Data to use:
** begin **

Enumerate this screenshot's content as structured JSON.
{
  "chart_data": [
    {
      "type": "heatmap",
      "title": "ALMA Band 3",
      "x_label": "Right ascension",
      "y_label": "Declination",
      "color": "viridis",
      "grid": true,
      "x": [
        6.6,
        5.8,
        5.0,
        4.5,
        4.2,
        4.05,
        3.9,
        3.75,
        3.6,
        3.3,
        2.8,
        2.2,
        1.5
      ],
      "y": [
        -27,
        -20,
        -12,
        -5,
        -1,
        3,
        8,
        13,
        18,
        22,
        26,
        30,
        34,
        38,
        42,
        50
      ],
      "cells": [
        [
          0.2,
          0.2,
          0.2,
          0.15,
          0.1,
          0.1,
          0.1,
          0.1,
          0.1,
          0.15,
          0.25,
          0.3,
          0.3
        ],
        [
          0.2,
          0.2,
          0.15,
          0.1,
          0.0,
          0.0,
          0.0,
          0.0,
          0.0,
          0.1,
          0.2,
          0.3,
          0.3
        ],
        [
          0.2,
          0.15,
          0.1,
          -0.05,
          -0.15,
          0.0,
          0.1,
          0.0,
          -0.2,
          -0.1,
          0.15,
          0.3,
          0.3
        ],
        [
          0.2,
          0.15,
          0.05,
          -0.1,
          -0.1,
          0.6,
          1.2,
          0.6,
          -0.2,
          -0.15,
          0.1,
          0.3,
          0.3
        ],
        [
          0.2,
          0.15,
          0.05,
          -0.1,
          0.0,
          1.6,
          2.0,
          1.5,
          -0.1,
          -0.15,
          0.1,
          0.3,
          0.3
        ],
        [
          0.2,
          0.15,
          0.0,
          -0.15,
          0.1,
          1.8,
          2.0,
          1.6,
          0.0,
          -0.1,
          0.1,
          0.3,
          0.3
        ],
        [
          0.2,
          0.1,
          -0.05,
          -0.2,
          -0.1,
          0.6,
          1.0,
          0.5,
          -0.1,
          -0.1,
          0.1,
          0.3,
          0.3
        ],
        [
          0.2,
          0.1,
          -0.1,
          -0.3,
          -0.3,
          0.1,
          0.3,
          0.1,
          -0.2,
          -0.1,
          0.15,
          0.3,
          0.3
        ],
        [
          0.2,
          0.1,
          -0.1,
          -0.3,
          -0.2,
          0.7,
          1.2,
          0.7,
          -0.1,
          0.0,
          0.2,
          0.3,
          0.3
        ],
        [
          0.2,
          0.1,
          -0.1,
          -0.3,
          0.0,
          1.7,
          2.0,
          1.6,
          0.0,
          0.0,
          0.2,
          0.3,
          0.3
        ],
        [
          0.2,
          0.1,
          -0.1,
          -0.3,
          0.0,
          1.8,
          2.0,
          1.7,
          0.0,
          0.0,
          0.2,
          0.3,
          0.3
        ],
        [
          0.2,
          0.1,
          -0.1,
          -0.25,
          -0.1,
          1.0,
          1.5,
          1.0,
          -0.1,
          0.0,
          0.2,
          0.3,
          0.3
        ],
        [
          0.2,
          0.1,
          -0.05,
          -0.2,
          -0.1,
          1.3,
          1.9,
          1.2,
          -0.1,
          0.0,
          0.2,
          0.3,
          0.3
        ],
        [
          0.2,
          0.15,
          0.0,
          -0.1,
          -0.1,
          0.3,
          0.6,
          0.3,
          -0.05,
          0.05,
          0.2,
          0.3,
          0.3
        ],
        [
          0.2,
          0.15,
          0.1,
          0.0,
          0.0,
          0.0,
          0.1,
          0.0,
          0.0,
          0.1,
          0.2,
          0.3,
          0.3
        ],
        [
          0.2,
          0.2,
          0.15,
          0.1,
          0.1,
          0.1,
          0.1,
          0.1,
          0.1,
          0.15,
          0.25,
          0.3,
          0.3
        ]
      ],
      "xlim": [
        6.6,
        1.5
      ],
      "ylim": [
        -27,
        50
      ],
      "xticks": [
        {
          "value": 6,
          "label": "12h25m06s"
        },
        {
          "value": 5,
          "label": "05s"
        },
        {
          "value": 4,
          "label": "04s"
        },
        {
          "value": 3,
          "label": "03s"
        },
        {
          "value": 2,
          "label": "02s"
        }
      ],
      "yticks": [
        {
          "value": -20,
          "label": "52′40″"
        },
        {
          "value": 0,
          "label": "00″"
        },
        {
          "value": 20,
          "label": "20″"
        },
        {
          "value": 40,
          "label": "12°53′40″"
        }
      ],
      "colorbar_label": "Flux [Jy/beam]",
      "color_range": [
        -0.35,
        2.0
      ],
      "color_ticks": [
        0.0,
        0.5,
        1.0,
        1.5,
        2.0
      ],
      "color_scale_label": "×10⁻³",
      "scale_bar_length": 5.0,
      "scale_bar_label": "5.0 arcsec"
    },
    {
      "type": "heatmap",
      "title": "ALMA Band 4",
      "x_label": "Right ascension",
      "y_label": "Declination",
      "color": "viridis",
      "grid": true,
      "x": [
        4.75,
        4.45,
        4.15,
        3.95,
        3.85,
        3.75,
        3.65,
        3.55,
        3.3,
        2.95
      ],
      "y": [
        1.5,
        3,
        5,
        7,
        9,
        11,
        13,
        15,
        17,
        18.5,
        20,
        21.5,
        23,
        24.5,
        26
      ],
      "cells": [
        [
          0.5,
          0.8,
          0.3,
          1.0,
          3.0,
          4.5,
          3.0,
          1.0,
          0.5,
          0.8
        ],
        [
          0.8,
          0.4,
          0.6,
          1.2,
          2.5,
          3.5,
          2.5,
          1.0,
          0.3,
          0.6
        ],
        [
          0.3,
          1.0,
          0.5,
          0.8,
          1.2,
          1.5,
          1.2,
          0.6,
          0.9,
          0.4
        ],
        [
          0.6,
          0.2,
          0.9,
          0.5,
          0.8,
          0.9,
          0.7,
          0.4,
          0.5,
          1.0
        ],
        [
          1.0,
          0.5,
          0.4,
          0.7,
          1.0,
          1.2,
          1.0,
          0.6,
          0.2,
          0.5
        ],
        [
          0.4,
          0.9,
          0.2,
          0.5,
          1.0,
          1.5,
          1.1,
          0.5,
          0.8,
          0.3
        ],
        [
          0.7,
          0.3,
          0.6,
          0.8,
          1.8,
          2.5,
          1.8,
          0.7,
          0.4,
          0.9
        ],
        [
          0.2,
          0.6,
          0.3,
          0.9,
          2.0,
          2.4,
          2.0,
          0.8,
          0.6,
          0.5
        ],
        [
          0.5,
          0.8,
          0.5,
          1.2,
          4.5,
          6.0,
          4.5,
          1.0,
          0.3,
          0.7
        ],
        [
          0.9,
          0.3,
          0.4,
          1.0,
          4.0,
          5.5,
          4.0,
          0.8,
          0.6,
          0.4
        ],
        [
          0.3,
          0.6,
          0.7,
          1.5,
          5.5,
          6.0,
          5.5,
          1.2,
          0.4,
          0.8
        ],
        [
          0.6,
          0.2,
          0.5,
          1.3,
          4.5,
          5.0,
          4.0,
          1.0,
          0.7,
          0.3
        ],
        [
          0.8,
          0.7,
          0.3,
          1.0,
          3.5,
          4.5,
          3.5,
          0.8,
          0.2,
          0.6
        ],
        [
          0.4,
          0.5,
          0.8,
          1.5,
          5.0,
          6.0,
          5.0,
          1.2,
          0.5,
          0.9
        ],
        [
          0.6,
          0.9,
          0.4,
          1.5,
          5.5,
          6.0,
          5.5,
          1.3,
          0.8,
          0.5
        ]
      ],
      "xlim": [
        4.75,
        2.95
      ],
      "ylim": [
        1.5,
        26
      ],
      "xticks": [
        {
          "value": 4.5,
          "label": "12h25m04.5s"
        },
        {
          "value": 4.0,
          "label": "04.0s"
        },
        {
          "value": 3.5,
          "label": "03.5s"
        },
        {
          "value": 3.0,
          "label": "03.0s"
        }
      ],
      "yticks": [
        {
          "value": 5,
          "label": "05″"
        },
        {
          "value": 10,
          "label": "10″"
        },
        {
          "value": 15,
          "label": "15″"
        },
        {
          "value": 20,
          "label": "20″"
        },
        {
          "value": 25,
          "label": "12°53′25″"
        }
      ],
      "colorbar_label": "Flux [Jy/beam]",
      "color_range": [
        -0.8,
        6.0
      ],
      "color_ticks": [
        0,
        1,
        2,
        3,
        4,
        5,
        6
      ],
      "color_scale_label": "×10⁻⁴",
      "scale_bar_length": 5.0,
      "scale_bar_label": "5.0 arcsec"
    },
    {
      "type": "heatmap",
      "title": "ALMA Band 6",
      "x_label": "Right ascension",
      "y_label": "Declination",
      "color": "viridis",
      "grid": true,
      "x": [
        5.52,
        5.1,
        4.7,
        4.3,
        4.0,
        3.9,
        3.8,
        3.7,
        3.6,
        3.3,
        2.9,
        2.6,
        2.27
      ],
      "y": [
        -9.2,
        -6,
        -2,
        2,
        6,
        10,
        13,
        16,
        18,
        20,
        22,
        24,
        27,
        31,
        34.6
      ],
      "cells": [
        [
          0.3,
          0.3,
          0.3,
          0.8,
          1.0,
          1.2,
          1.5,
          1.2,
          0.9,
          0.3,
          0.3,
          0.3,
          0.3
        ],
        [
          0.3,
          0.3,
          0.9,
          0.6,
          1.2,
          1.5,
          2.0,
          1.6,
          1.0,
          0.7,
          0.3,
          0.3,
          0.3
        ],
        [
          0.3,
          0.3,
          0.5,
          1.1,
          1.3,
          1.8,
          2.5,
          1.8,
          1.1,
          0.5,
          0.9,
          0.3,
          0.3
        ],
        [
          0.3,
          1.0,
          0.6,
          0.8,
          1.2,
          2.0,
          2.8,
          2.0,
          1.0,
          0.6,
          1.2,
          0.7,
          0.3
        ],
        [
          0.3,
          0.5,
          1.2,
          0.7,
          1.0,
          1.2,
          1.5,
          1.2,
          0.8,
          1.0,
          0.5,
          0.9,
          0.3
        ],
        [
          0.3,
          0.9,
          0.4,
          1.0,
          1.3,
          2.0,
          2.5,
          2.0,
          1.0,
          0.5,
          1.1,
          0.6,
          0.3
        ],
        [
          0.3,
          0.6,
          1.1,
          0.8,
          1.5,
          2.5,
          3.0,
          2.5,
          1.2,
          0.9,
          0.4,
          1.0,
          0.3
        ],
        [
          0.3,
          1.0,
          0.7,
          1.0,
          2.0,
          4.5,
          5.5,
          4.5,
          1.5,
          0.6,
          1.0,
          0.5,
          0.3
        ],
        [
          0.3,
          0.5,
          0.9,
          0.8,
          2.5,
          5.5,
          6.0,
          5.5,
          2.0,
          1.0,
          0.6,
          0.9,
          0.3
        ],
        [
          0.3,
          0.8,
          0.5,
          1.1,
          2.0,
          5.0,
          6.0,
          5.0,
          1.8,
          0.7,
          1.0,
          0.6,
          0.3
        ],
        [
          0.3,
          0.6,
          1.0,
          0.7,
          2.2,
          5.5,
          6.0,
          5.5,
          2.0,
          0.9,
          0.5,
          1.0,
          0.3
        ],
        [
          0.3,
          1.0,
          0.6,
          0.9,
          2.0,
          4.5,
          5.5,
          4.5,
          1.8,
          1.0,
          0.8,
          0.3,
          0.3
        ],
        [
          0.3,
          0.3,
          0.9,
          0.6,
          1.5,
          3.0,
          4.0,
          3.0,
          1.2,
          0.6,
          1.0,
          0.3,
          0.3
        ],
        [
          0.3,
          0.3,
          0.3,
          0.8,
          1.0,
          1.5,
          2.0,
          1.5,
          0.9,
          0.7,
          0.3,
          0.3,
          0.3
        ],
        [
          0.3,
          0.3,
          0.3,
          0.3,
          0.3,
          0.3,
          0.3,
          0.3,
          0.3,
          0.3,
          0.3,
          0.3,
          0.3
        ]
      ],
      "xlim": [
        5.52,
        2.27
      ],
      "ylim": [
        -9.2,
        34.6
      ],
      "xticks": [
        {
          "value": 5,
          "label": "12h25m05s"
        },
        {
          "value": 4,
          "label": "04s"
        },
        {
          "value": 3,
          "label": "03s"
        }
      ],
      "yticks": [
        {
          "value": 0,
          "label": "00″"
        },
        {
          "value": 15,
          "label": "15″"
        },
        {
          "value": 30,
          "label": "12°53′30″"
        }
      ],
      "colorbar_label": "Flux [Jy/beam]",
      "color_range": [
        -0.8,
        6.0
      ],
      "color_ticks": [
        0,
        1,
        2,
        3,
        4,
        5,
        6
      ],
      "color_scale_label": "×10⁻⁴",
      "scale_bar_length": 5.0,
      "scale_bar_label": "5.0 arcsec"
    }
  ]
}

** end **

Exercise:
Gather each line from the listing above that holds "title".

The result:
      "title": "ALMA Band 3",
      "title": "ALMA Band 4",
      "title": "ALMA Band 6",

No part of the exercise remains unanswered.